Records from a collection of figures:
━━━━━━━━━━━━━━━━

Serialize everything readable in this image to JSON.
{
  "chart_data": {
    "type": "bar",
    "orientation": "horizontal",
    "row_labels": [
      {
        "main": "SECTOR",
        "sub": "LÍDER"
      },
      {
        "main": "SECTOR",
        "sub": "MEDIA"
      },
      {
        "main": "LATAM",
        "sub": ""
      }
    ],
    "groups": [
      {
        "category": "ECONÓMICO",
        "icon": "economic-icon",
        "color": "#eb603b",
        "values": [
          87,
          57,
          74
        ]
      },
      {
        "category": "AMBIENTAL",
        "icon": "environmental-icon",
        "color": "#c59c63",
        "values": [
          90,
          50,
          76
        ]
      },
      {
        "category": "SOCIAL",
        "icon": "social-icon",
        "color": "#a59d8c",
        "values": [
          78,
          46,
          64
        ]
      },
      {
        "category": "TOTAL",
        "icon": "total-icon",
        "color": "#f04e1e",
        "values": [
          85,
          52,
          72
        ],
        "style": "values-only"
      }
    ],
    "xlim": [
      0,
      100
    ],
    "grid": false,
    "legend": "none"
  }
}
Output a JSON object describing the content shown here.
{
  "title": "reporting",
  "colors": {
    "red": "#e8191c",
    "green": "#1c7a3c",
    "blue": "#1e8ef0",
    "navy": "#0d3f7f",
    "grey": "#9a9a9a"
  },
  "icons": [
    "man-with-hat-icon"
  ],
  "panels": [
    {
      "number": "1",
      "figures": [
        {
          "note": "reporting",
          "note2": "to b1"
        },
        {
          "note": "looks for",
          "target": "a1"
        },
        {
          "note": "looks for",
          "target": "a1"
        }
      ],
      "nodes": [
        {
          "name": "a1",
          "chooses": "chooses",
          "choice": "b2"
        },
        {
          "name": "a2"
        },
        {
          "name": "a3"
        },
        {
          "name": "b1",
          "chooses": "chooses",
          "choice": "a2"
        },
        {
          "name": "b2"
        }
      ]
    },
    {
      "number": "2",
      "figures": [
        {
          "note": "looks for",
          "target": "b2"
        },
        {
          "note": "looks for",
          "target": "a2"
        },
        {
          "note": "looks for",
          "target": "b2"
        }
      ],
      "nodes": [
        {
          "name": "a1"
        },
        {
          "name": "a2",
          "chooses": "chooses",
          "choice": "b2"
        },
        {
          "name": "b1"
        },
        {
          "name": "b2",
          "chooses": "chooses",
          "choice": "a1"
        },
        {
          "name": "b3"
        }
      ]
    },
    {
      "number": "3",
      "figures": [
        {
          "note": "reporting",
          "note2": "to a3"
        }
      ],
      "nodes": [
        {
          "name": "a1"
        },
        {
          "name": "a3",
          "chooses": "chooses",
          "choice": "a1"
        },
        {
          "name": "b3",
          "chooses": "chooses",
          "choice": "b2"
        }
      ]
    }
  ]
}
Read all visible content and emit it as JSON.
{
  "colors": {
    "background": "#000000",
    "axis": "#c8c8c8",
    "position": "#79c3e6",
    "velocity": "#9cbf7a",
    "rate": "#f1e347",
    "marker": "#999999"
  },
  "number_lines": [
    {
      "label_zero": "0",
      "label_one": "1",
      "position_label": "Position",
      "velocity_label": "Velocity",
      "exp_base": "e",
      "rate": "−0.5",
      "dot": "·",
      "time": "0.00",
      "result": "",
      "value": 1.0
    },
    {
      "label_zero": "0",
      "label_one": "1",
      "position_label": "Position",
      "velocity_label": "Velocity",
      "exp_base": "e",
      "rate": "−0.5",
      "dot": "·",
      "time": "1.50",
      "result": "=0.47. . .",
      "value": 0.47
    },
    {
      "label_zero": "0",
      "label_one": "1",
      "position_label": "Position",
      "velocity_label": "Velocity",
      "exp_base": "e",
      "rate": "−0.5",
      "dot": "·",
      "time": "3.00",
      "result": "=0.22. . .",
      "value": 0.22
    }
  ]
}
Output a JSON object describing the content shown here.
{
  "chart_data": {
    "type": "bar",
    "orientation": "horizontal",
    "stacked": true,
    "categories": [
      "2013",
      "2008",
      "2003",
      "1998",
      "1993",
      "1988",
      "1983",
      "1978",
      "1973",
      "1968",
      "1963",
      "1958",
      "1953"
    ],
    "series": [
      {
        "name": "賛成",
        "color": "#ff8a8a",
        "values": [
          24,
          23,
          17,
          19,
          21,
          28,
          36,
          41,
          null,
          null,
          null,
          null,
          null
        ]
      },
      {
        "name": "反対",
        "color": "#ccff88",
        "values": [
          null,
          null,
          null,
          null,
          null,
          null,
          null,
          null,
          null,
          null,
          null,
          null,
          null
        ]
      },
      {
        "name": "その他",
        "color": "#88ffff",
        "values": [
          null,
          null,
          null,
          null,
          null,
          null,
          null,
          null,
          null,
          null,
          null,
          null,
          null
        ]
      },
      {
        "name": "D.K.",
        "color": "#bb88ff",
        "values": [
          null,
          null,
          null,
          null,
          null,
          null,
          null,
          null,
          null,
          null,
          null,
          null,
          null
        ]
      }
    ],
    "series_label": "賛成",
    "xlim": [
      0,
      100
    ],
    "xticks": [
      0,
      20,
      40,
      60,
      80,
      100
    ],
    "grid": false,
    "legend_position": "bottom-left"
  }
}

━━━━━━━━━━━━━━━━

Every record above should be output exactly.

Serialize everything readable in this image to JSON.
{
  "chart_data": {
    "type": "bar",
    "orientation": "horizontal",
    "row_labels": [
      {
        "main": "SECTOR",
        "sub": "LÍDER"
      },
      {
        "main": "SECTOR",
        "sub": "MEDIA"
      },
      {
        "main": "LATAM",
        "sub": ""
      }
    ],
    "groups": [
      {
        "category": "ECONÓMICO",
        "icon": "economic-icon",
        "color": "#eb603b",
        "values": [
          87,
          57,
          74
        ]
      },
      {
        "category": "AMBIENTAL",
        "icon": "environmental-icon",
        "color": "#c59c63",
        "values": [
          90,
          50,
          76
        ]
      },
      {
        "category": "SOCIAL",
        "icon": "social-icon",
        "color": "#a59d8c",
        "values": [
          78,
          46,
          64
        ]
      },
      {
        "category": "TOTAL",
        "icon": "total-icon",
        "color": "#f04e1e",
        "values": [
          85,
          52,
          72
        ],
        "style": "values-only"
      }
    ],
    "xlim": [
      0,
      100
    ],
    "grid": false,
    "legend": "none"
  }
}
Output a JSON object describing the content shown here.
{
  "title": "reporting",
  "colors": {
    "red": "#e8191c",
    "green": "#1c7a3c",
    "blue": "#1e8ef0",
    "navy": "#0d3f7f",
    "grey": "#9a9a9a"
  },
  "icons": [
    "man-with-hat-icon"
  ],
  "panels": [
    {
      "number": "1",
      "figures": [
        {
          "note": "reporting",
          "note2": "to b1"
        },
        {
          "note": "looks for",
          "target": "a1"
        },
        {
          "note": "looks for",
          "target": "a1"
        }
      ],
      "nodes": [
        {
          "name": "a1",
          "chooses": "chooses",
          "choice": "b2"
        },
        {
          "name": "a2"
        },
        {
          "name": "a3"
        },
        {
          "name": "b1",
          "chooses": "chooses",
          "choice": "a2"
        },
        {
          "name": "b2"
        }
      ]
    },
    {
      "number": "2",
      "figures": [
        {
          "note": "looks for",
          "target": "b2"
        },
        {
          "note": "looks for",
          "target": "a2"
        },
        {
          "note": "looks for",
          "target": "b2"
        }
      ],
      "nodes": [
        {
          "name": "a1"
        },
        {
          "name": "a2",
          "chooses": "chooses",
          "choice": "b2"
        },
        {
          "name": "b1"
        },
        {
          "name": "b2",
          "chooses": "chooses",
          "choice": "a1"
        },
        {
          "name": "b3"
        }
      ]
    },
    {
      "number": "3",
      "figures": [
        {
          "note": "reporting",
          "note2": "to a3"
        }
      ],
      "nodes": [
        {
          "name": "a1"
        },
        {
          "name": "a3",
          "chooses": "chooses",
          "choice": "a1"
        },
        {
          "name": "b3",
          "chooses": "chooses",
          "choice": "b2"
        }
      ]
    }
  ]
}
Read all visible content and emit it as JSON.
{
  "colors": {
    "background": "#000000",
    "axis": "#c8c8c8",
    "position": "#79c3e6",
    "velocity": "#9cbf7a",
    "rate": "#f1e347",
    "marker": "#999999"
  },
  "number_lines": [
    {
      "label_zero": "0",
      "label_one": "1",
      "position_label": "Position",
      "velocity_label": "Velocity",
      "exp_base": "e",
      "rate": "−0.5",
      "dot": "·",
      "time": "0.00",
      "result": "",
      "value": 1.0
    },
    {
      "label_zero": "0",
      "label_one": "1",
      "position_label": "Position",
      "velocity_label": "Velocity",
      "exp_base": "e",
      "rate": "−0.5",
      "dot": "·",
      "time": "1.50",
      "result": "=0.47. . .",
      "value": 0.47
    },
    {
      "label_zero": "0",
      "label_one": "1",
      "position_label": "Position",
      "velocity_label": "Velocity",
      "exp_base": "e",
      "rate": "−0.5",
      "dot": "·",
      "time": "3.00",
      "result": "=0.22. . .",
      "value": 0.22
    }
  ]
}
Output a JSON object describing the content shown here.
{
  "chart_data": {
    "type": "bar",
    "orientation": "horizontal",
    "stacked": true,
    "categories": [
      "2013",
      "2008",
      "2003",
      "1998",
      "1993",
      "1988",
      "1983",
      "1978",
      "1973",
      "1968",
      "1963",
      "1958",
      "1953"
    ],
    "series": [
      {
        "name": "賛成",
        "color": "#ff8a8a",
        "values": [
          24,
          23,
          17,
          19,
          21,
          28,
          36,
          41,
          null,
          null,
          null,
          null,
          null
        ]
      },
      {
        "name": "反対",
        "color": "#ccff88",
        "values": [
          null,
          null,
          null,
          null,
          null,
          null,
          null,
          null,
          null,
          null,
          null,
          null,
          null
        ]
      },
      {
        "name": "その他",
        "color": "#88ffff",
        "values": [
          null,
          null,
          null,
          null,
          null,
          null,
          null,
          null,
          null,
          null,
          null,
          null,
          null
        ]
      },
      {
        "name": "D.K.",
        "color": "#bb88ff",
        "values": [
          null,
          null,
          null,
          null,
          null,
          null,
          null,
          null,
          null,
          null,
          null,
          null,
          null
        ]
      }
    ],
    "series_label": "賛成",
    "xlim": [
      0,
      100
    ],
    "xticks": [
      0,
      20,
      40,
      60,
      80,
      100
    ],
    "grid": false,
    "legend_position": "bottom-left"
  }
}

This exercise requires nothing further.